Given instruction
Quote the records that follow in full, leaving the pictures out.

Excerpted records
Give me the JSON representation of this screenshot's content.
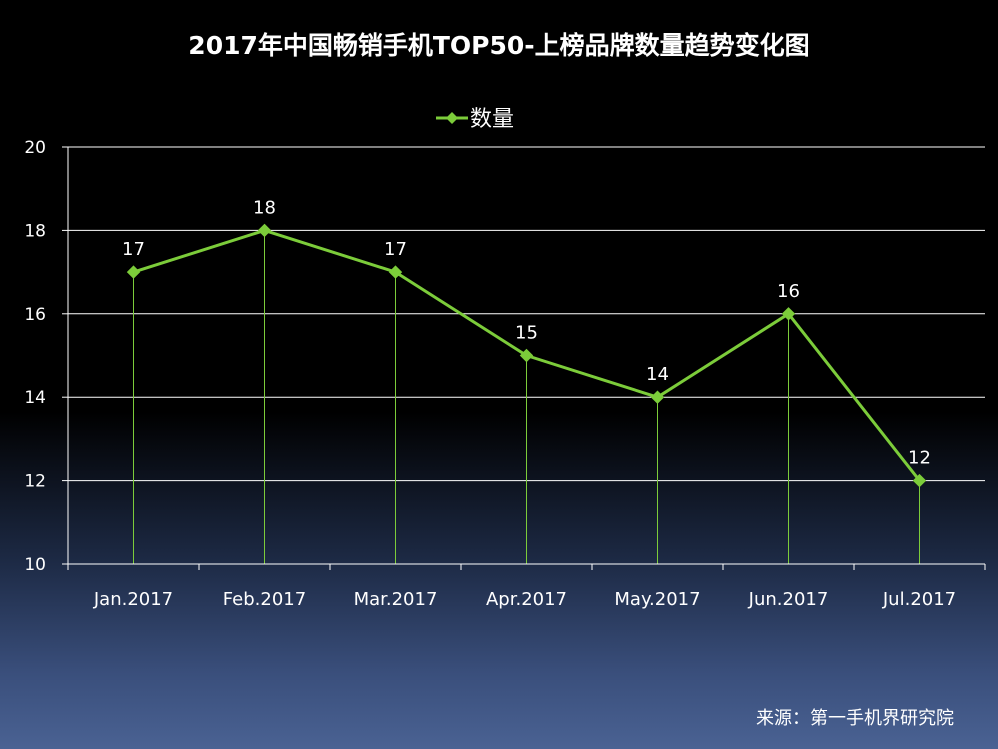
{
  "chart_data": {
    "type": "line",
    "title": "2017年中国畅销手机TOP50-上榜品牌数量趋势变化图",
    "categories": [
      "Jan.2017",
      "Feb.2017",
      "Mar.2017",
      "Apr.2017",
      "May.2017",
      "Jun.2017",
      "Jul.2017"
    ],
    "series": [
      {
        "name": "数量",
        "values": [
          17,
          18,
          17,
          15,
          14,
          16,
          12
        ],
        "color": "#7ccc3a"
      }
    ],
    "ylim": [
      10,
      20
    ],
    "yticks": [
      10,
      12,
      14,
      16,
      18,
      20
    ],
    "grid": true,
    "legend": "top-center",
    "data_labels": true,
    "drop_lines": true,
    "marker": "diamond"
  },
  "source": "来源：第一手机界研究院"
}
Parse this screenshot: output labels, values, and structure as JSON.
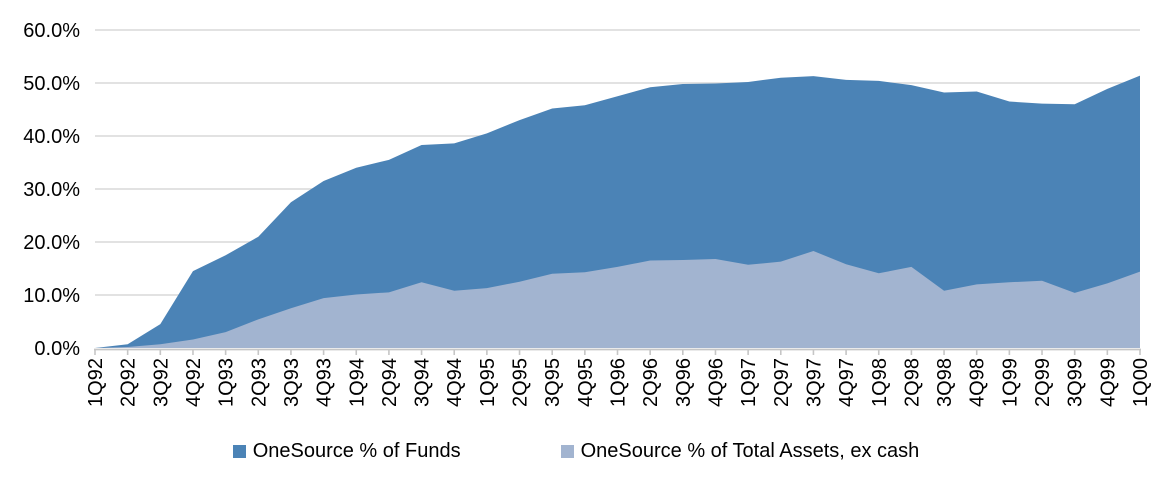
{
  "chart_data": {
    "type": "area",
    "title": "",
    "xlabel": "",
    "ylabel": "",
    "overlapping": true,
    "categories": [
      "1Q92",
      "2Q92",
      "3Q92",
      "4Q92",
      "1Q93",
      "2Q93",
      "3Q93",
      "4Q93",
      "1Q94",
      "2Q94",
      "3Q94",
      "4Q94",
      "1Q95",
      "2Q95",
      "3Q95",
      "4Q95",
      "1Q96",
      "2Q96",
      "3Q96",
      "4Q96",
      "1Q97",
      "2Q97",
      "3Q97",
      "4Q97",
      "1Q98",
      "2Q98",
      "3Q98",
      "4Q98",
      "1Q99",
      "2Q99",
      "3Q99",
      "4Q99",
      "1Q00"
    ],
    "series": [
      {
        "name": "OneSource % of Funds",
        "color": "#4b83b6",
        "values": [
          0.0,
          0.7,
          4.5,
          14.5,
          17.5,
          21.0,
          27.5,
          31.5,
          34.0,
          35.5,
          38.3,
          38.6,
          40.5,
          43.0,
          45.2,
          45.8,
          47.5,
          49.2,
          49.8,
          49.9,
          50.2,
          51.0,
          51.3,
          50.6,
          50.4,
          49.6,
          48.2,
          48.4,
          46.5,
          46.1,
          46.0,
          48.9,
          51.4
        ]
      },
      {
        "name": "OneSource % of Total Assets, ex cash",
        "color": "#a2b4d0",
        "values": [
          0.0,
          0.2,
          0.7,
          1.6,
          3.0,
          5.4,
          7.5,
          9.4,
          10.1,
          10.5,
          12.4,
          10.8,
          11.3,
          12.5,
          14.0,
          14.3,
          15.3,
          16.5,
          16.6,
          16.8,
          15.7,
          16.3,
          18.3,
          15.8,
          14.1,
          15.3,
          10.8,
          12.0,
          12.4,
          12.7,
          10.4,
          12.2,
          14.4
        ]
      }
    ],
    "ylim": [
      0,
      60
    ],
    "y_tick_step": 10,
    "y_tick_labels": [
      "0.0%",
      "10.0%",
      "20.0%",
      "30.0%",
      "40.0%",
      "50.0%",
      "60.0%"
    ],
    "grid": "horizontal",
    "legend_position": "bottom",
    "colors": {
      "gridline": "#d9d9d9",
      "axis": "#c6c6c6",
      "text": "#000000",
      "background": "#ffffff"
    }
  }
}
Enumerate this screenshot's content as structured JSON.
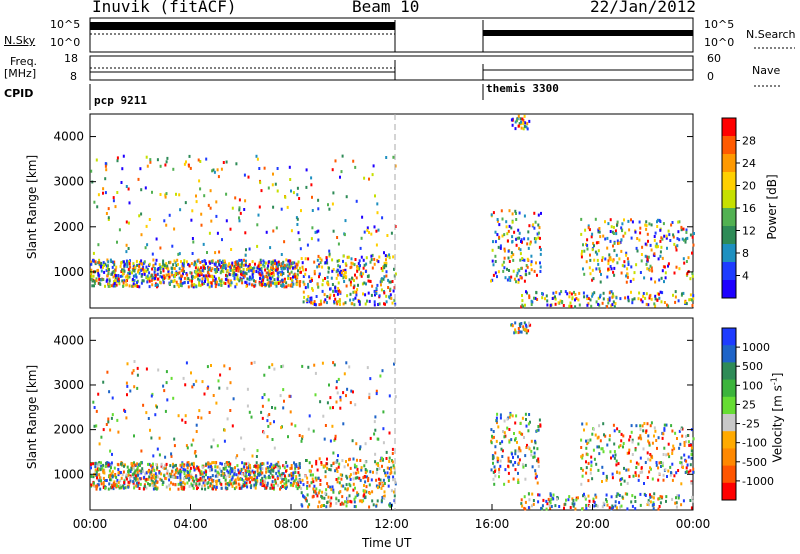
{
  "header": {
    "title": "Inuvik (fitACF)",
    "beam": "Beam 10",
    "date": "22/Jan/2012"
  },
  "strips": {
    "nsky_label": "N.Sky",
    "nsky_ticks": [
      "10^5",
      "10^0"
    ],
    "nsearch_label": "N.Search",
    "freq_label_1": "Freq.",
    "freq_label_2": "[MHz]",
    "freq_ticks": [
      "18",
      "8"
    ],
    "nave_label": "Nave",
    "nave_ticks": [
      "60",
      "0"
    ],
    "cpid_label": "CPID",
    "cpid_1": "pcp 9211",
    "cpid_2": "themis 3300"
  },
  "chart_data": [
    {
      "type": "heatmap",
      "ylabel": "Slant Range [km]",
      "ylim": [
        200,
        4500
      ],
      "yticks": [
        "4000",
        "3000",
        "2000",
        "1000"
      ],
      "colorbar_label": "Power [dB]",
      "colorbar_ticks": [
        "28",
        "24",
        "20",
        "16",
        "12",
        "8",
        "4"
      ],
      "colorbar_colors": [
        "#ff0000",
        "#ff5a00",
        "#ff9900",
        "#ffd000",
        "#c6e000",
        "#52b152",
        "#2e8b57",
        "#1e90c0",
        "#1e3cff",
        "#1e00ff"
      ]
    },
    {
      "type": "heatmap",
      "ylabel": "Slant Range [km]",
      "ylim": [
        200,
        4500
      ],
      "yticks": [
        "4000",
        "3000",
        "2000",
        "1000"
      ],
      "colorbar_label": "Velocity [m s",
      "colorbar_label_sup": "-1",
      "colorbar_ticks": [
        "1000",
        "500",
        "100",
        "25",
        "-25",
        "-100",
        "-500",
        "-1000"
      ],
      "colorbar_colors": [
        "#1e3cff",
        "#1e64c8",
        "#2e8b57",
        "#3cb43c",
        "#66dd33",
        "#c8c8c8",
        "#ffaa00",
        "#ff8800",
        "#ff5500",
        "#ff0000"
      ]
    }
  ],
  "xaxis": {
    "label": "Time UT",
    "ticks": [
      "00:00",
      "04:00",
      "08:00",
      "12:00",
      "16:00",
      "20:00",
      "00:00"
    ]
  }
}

Written reply
Give me the JSON representation of this screenshot's content.
{
  "chart_data": {
    "type": "line",
    "title": "2017年中国畅销手机TOP50-上榜品牌数量趋势变化图",
    "categories": [
      "Jan.2017",
      "Feb.2017",
      "Mar.2017",
      "Apr.2017",
      "May.2017",
      "Jun.2017",
      "Jul.2017"
    ],
    "series": [
      {
        "name": "数量",
        "values": [
          17,
          18,
          17,
          15,
          14,
          16,
          12
        ],
        "color": "#7ccc3a"
      }
    ],
    "ylim": [
      10,
      20
    ],
    "yticks": [
      10,
      12,
      14,
      16,
      18,
      20
    ],
    "grid": true,
    "legend": "top-center",
    "data_labels": true,
    "drop_lines": true,
    "marker": "diamond"
  },
  "source": "来源：第一手机界研究院"
}
Parse this screenshot: output labels, values, and structure as JSON.
{
  "chart_data": {
    "type": "area",
    "title": "",
    "xlabel": "",
    "ylabel": "",
    "overlapping": true,
    "categories": [
      "1Q92",
      "2Q92",
      "3Q92",
      "4Q92",
      "1Q93",
      "2Q93",
      "3Q93",
      "4Q93",
      "1Q94",
      "2Q94",
      "3Q94",
      "4Q94",
      "1Q95",
      "2Q95",
      "3Q95",
      "4Q95",
      "1Q96",
      "2Q96",
      "3Q96",
      "4Q96",
      "1Q97",
      "2Q97",
      "3Q97",
      "4Q97",
      "1Q98",
      "2Q98",
      "3Q98",
      "4Q98",
      "1Q99",
      "2Q99",
      "3Q99",
      "4Q99",
      "1Q00"
    ],
    "series": [
      {
        "name": "OneSource % of Funds",
        "color": "#4b83b6",
        "values": [
          0.0,
          0.7,
          4.5,
          14.5,
          17.5,
          21.0,
          27.5,
          31.5,
          34.0,
          35.5,
          38.3,
          38.6,
          40.5,
          43.0,
          45.2,
          45.8,
          47.5,
          49.2,
          49.8,
          49.9,
          50.2,
          51.0,
          51.3,
          50.6,
          50.4,
          49.6,
          48.2,
          48.4,
          46.5,
          46.1,
          46.0,
          48.9,
          51.4
        ]
      },
      {
        "name": "OneSource % of Total Assets, ex cash",
        "color": "#a2b4d0",
        "values": [
          0.0,
          0.2,
          0.7,
          1.6,
          3.0,
          5.4,
          7.5,
          9.4,
          10.1,
          10.5,
          12.4,
          10.8,
          11.3,
          12.5,
          14.0,
          14.3,
          15.3,
          16.5,
          16.6,
          16.8,
          15.7,
          16.3,
          18.3,
          15.8,
          14.1,
          15.3,
          10.8,
          12.0,
          12.4,
          12.7,
          10.4,
          12.2,
          14.4
        ]
      }
    ],
    "ylim": [
      0,
      60
    ],
    "y_tick_step": 10,
    "y_tick_labels": [
      "0.0%",
      "10.0%",
      "20.0%",
      "30.0%",
      "40.0%",
      "50.0%",
      "60.0%"
    ],
    "grid": "horizontal",
    "legend_position": "bottom",
    "colors": {
      "gridline": "#d9d9d9",
      "axis": "#c6c6c6",
      "text": "#000000",
      "background": "#ffffff"
    }
  }
}
Enumerate this screenshot's content as structured JSON.
{
  "header": {
    "title": "Inuvik (fitACF)",
    "beam": "Beam 10",
    "date": "22/Jan/2012"
  },
  "strips": {
    "nsky_label": "N.Sky",
    "nsky_ticks": [
      "10^5",
      "10^0"
    ],
    "nsearch_label": "N.Search",
    "freq_label_1": "Freq.",
    "freq_label_2": "[MHz]",
    "freq_ticks": [
      "18",
      "8"
    ],
    "nave_label": "Nave",
    "nave_ticks": [
      "60",
      "0"
    ],
    "cpid_label": "CPID",
    "cpid_1": "pcp 9211",
    "cpid_2": "themis 3300"
  },
  "chart_data": [
    {
      "type": "heatmap",
      "ylabel": "Slant Range [km]",
      "ylim": [
        200,
        4500
      ],
      "yticks": [
        "4000",
        "3000",
        "2000",
        "1000"
      ],
      "colorbar_label": "Power [dB]",
      "colorbar_ticks": [
        "28",
        "24",
        "20",
        "16",
        "12",
        "8",
        "4"
      ],
      "colorbar_colors": [
        "#ff0000",
        "#ff5a00",
        "#ff9900",
        "#ffd000",
        "#c6e000",
        "#52b152",
        "#2e8b57",
        "#1e90c0",
        "#1e3cff",
        "#1e00ff"
      ]
    },
    {
      "type": "heatmap",
      "ylabel": "Slant Range [km]",
      "ylim": [
        200,
        4500
      ],
      "yticks": [
        "4000",
        "3000",
        "2000",
        "1000"
      ],
      "colorbar_label": "Velocity [m s",
      "colorbar_label_sup": "-1",
      "colorbar_ticks": [
        "1000",
        "500",
        "100",
        "25",
        "-25",
        "-100",
        "-500",
        "-1000"
      ],
      "colorbar_colors": [
        "#1e3cff",
        "#1e64c8",
        "#2e8b57",
        "#3cb43c",
        "#66dd33",
        "#c8c8c8",
        "#ffaa00",
        "#ff8800",
        "#ff5500",
        "#ff0000"
      ]
    }
  ],
  "xaxis": {
    "label": "Time UT",
    "ticks": [
      "00:00",
      "04:00",
      "08:00",
      "12:00",
      "16:00",
      "20:00",
      "00:00"
    ]
  }
}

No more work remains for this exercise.